■ Input for this task:
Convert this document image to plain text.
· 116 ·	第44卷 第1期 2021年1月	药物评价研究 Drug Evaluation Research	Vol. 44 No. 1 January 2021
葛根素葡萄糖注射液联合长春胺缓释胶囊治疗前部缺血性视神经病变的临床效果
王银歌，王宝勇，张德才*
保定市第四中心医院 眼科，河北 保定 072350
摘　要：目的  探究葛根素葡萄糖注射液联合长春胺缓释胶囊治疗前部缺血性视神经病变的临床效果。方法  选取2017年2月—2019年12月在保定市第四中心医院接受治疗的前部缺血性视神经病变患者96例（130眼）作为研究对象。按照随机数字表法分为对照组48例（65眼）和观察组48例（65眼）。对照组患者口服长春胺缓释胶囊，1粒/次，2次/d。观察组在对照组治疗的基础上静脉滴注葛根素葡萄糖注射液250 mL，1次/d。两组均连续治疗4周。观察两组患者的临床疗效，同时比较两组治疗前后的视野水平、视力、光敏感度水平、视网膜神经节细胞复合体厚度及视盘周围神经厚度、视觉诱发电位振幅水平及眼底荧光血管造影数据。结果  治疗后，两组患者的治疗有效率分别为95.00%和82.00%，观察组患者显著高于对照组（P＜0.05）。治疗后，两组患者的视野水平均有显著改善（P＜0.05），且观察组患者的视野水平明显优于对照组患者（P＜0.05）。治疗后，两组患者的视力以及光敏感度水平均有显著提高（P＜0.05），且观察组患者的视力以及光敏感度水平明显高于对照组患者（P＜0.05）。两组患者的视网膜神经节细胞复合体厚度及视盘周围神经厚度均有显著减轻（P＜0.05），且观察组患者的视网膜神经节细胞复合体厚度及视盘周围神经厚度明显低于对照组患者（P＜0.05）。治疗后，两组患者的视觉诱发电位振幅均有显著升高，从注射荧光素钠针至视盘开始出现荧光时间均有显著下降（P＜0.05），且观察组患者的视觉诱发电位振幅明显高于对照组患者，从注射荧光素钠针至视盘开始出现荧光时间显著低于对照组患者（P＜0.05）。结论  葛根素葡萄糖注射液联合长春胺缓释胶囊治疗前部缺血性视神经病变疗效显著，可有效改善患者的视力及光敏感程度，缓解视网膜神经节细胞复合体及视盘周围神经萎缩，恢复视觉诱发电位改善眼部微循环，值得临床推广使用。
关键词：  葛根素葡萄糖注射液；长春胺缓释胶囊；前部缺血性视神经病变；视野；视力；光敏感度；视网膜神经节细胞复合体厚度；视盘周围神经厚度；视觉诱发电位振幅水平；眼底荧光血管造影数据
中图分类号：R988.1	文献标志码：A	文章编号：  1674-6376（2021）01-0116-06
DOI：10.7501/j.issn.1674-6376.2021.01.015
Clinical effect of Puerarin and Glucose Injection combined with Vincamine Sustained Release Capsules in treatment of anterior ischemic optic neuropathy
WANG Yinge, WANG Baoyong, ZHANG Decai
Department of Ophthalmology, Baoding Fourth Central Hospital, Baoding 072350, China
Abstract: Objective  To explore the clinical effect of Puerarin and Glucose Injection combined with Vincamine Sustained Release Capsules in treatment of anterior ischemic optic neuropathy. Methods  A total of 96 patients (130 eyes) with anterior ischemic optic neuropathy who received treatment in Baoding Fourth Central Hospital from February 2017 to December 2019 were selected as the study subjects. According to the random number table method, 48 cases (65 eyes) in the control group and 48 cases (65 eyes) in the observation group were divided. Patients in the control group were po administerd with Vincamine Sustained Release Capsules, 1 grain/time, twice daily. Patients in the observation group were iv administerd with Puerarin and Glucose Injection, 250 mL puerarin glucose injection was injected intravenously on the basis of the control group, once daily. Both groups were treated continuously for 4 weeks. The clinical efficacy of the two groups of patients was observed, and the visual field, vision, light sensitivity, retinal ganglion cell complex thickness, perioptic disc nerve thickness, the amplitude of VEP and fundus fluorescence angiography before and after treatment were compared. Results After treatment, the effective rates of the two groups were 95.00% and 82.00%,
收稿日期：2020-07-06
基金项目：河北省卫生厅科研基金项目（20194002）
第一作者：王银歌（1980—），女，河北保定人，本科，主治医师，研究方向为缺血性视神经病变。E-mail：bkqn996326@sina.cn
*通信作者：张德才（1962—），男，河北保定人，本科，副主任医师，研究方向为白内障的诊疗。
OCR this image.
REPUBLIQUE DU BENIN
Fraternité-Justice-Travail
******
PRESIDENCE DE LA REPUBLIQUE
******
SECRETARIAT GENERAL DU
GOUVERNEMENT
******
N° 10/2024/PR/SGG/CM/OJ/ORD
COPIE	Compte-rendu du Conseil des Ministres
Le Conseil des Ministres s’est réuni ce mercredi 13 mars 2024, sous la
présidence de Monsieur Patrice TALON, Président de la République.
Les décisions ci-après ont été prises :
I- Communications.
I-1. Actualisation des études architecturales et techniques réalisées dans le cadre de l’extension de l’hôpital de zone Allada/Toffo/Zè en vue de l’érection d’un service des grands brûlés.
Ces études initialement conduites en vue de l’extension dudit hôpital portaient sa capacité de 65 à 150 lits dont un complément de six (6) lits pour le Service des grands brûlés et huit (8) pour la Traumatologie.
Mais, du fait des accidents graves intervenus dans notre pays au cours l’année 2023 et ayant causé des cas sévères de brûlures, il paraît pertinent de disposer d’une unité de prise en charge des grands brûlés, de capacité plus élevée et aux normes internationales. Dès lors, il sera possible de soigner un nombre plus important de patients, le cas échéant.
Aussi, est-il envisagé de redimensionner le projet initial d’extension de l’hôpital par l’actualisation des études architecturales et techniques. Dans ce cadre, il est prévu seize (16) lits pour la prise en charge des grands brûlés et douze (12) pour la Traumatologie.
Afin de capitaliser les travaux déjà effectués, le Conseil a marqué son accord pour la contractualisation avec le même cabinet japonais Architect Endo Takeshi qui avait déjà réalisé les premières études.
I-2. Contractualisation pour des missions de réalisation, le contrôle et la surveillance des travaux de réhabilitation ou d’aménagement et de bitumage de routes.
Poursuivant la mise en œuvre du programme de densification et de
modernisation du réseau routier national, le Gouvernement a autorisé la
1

■ Exercise details:
What is needed is a word-for-word restatement of all the data.

■ Exercise response:
Convert this document image to plain text.
· 116 ·	第44卷 第1期 2021年1月	药物评价研究 Drug Evaluation Research	Vol. 44 No. 1 January 2021
葛根素葡萄糖注射液联合长春胺缓释胶囊治疗前部缺血性视神经病变的临床效果
王银歌，王宝勇，张德才*
保定市第四中心医院 眼科，河北 保定 072350
摘　要：目的  探究葛根素葡萄糖注射液联合长春胺缓释胶囊治疗前部缺血性视神经病变的临床效果。方法  选取2017年2月—2019年12月在保定市第四中心医院接受治疗的前部缺血性视神经病变患者96例（130眼）作为研究对象。按照随机数字表法分为对照组48例（65眼）和观察组48例（65眼）。对照组患者口服长春胺缓释胶囊，1粒/次，2次/d。观察组在对照组治疗的基础上静脉滴注葛根素葡萄糖注射液250 mL，1次/d。两组均连续治疗4周。观察两组患者的临床疗效，同时比较两组治疗前后的视野水平、视力、光敏感度水平、视网膜神经节细胞复合体厚度及视盘周围神经厚度、视觉诱发电位振幅水平及眼底荧光血管造影数据。结果  治疗后，两组患者的治疗有效率分别为95.00%和82.00%，观察组患者显著高于对照组（P＜0.05）。治疗后，两组患者的视野水平均有显著改善（P＜0.05），且观察组患者的视野水平明显优于对照组患者（P＜0.05）。治疗后，两组患者的视力以及光敏感度水平均有显著提高（P＜0.05），且观察组患者的视力以及光敏感度水平明显高于对照组患者（P＜0.05）。两组患者的视网膜神经节细胞复合体厚度及视盘周围神经厚度均有显著减轻（P＜0.05），且观察组患者的视网膜神经节细胞复合体厚度及视盘周围神经厚度明显低于对照组患者（P＜0.05）。治疗后，两组患者的视觉诱发电位振幅均有显著升高，从注射荧光素钠针至视盘开始出现荧光时间均有显著下降（P＜0.05），且观察组患者的视觉诱发电位振幅明显高于对照组患者，从注射荧光素钠针至视盘开始出现荧光时间显著低于对照组患者（P＜0.05）。结论  葛根素葡萄糖注射液联合长春胺缓释胶囊治疗前部缺血性视神经病变疗效显著，可有效改善患者的视力及光敏感程度，缓解视网膜神经节细胞复合体及视盘周围神经萎缩，恢复视觉诱发电位改善眼部微循环，值得临床推广使用。
关键词：  葛根素葡萄糖注射液；长春胺缓释胶囊；前部缺血性视神经病变；视野；视力；光敏感度；视网膜神经节细胞复合体厚度；视盘周围神经厚度；视觉诱发电位振幅水平；眼底荧光血管造影数据
中图分类号：R988.1	文献标志码：A	文章编号：  1674-6376（2021）01-0116-06
DOI：10.7501/j.issn.1674-6376.2021.01.015
Clinical effect of Puerarin and Glucose Injection combined with Vincamine Sustained Release Capsules in treatment of anterior ischemic optic neuropathy
WANG Yinge, WANG Baoyong, ZHANG Decai
Department of Ophthalmology, Baoding Fourth Central Hospital, Baoding 072350, China
Abstract: Objective  To explore the clinical effect of Puerarin and Glucose Injection combined with Vincamine Sustained Release Capsules in treatment of anterior ischemic optic neuropathy. Methods  A total of 96 patients (130 eyes) with anterior ischemic optic neuropathy who received treatment in Baoding Fourth Central Hospital from February 2017 to December 2019 were selected as the study subjects. According to the random number table method, 48 cases (65 eyes) in the control group and 48 cases (65 eyes) in the observation group were divided. Patients in the control group were po administerd with Vincamine Sustained Release Capsules, 1 grain/time, twice daily. Patients in the observation group were iv administerd with Puerarin and Glucose Injection, 250 mL puerarin glucose injection was injected intravenously on the basis of the control group, once daily. Both groups were treated continuously for 4 weeks. The clinical efficacy of the two groups of patients was observed, and the visual field, vision, light sensitivity, retinal ganglion cell complex thickness, perioptic disc nerve thickness, the amplitude of VEP and fundus fluorescence angiography before and after treatment were compared. Results After treatment, the effective rates of the two groups were 95.00% and 82.00%,
收稿日期：2020-07-06
基金项目：河北省卫生厅科研基金项目（20194002）
第一作者：王银歌（1980—），女，河北保定人，本科，主治医师，研究方向为缺血性视神经病变。E-mail：bkqn996326@sina.cn
*通信作者：张德才（1962—），男，河北保定人，本科，副主任医师，研究方向为白内障的诊疗。
OCR this image.
REPUBLIQUE DU BENIN
Fraternité-Justice-Travail
******
PRESIDENCE DE LA REPUBLIQUE
******
SECRETARIAT GENERAL DU
GOUVERNEMENT
******
N° 10/2024/PR/SGG/CM/OJ/ORD
COPIE	Compte-rendu du Conseil des Ministres
Le Conseil des Ministres s’est réuni ce mercredi 13 mars 2024, sous la
présidence de Monsieur Patrice TALON, Président de la République.
Les décisions ci-après ont été prises :
I- Communications.
I-1. Actualisation des études architecturales et techniques réalisées dans le cadre de l’extension de l’hôpital de zone Allada/Toffo/Zè en vue de l’érection d’un service des grands brûlés.
Ces études initialement conduites en vue de l’extension dudit hôpital portaient sa capacité de 65 à 150 lits dont un complément de six (6) lits pour le Service des grands brûlés et huit (8) pour la Traumatologie.
Mais, du fait des accidents graves intervenus dans notre pays au cours l’année 2023 et ayant causé des cas sévères de brûlures, il paraît pertinent de disposer d’une unité de prise en charge des grands brûlés, de capacité plus élevée et aux normes internationales. Dès lors, il sera possible de soigner un nombre plus important de patients, le cas échéant.
Aussi, est-il envisagé de redimensionner le projet initial d’extension de l’hôpital par l’actualisation des études architecturales et techniques. Dans ce cadre, il est prévu seize (16) lits pour la prise en charge des grands brûlés et douze (12) pour la Traumatologie.
Afin de capitaliser les travaux déjà effectués, le Conseil a marqué son accord pour la contractualisation avec le même cabinet japonais Architect Endo Takeshi qui avait déjà réalisé les premières études.
I-2. Contractualisation pour des missions de réalisation, le contrôle et la surveillance des travaux de réhabilitation ou d’aménagement et de bitumage de routes.
Poursuivant la mise en œuvre du programme de densification et de
modernisation du réseau routier national, le Gouvernement a autorisé la
1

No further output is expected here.